- **TASK DETAILS**
Report every line from the material that contains the word "values".

— START DATA ENTRIES —

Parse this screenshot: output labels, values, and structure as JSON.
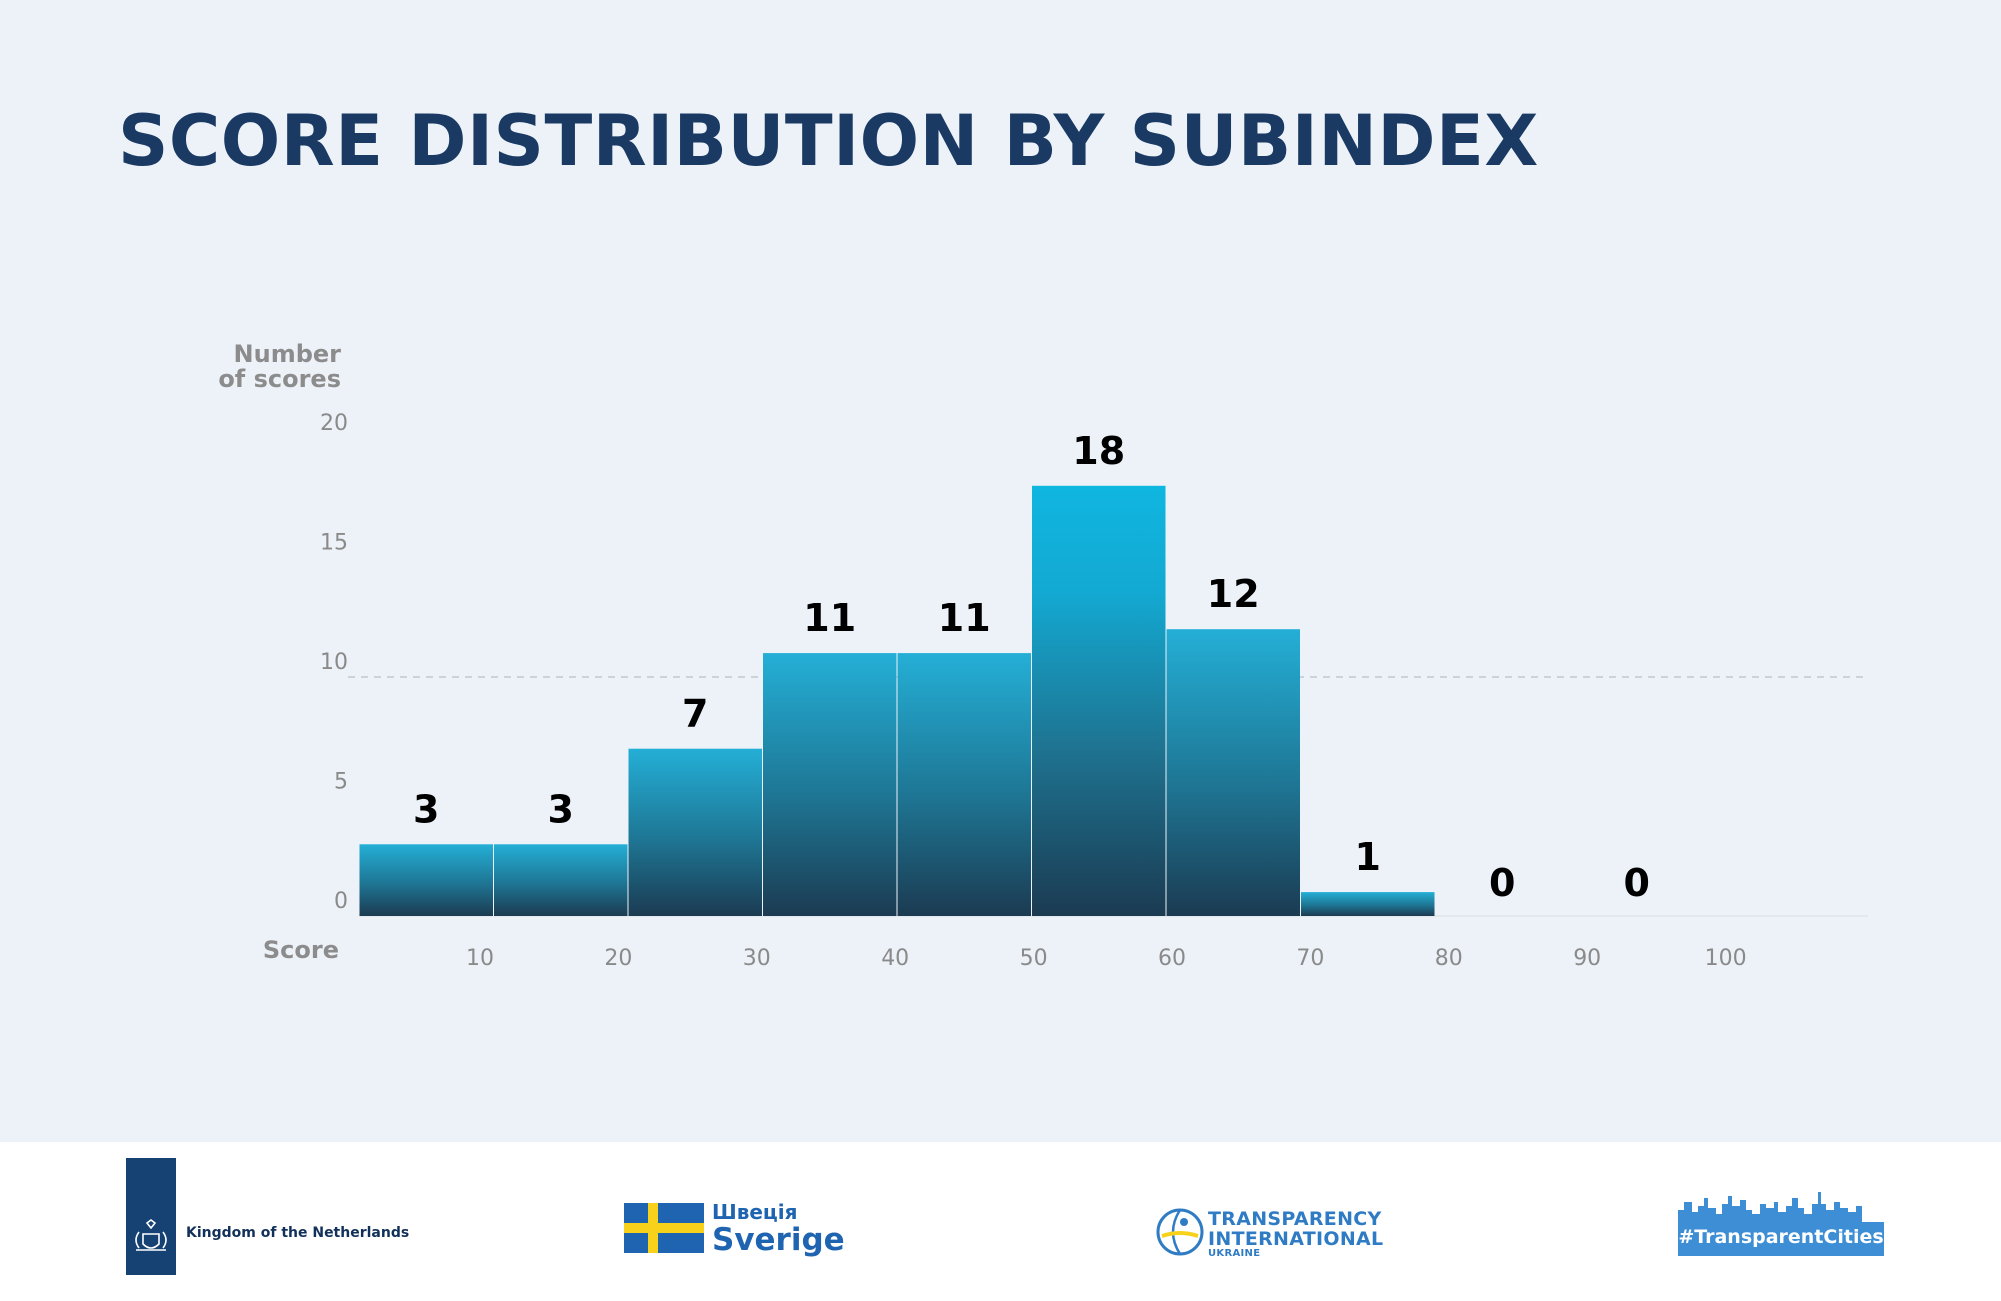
{
  "title": "SCORE DISTRIBUTION BY SUBINDEX",
  "chart_data": {
    "type": "bar",
    "title": "SCORE DISTRIBUTION BY SUBINDEX",
    "ylabel_line1": "Number",
    "ylabel_line2": "of scores",
    "xlabel": "Score",
    "bins": [
      [
        0,
        10
      ],
      [
        10,
        20
      ],
      [
        20,
        30
      ],
      [
        30,
        40
      ],
      [
        40,
        50
      ],
      [
        50,
        60
      ],
      [
        60,
        70
      ],
      [
        70,
        80
      ],
      [
        80,
        90
      ],
      [
        90,
        100
      ]
    ],
    "values": [
      3,
      3,
      7,
      11,
      11,
      18,
      12,
      1,
      0,
      0
    ],
    "x_tick_labels": [
      "10",
      "20",
      "30",
      "40",
      "50",
      "60",
      "70",
      "80",
      "90",
      "100"
    ],
    "y_tick_labels": [
      "0",
      "5",
      "10",
      "15",
      "20"
    ],
    "ylim": [
      0,
      20
    ],
    "reference_line_value": 10,
    "grid": false,
    "colors": {
      "bar_bottom": "#1b3b52",
      "bar_mid": "#1e7593",
      "bar_top": "#24afd6",
      "bar_top_max": "#0fb6e0",
      "value_label": "#000000",
      "axis_text": "#8a8a8a",
      "axis_title": "#8c8c8c",
      "reference_line": "#c2c8d0"
    }
  },
  "footer": {
    "netherlands": "Kingdom of the Netherlands",
    "sweden_ua": "Швеція",
    "sweden": "Sverige",
    "ti_line1": "TRANSPARENCY",
    "ti_line2": "INTERNATIONAL",
    "ti_line3": "UKRAINE",
    "transparent_cities": "#TransparentCities"
  },
  "colors": {
    "background": "#edf2f9",
    "title": "#1a3a63",
    "footer_bg": "#ffffff",
    "netherlands_blue": "#154273",
    "sweden_blue": "#1f64b0",
    "sweden_yellow": "#f7d11a",
    "ti_blue": "#2f7cc4",
    "tc_blue": "#3d8ed5"
  },
  "icons": {
    "netherlands": "royal-coat-of-arms-icon",
    "sweden": "swedish-flag-icon",
    "ti": "transparency-international-globe-icon",
    "tc": "city-skyline-icon"
  }
}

— END DATA ENTRIES —

- **ANSWER TO THE EXERCISE**
Parse this screenshot: output labels, values, and structure as JSON.
    "values": [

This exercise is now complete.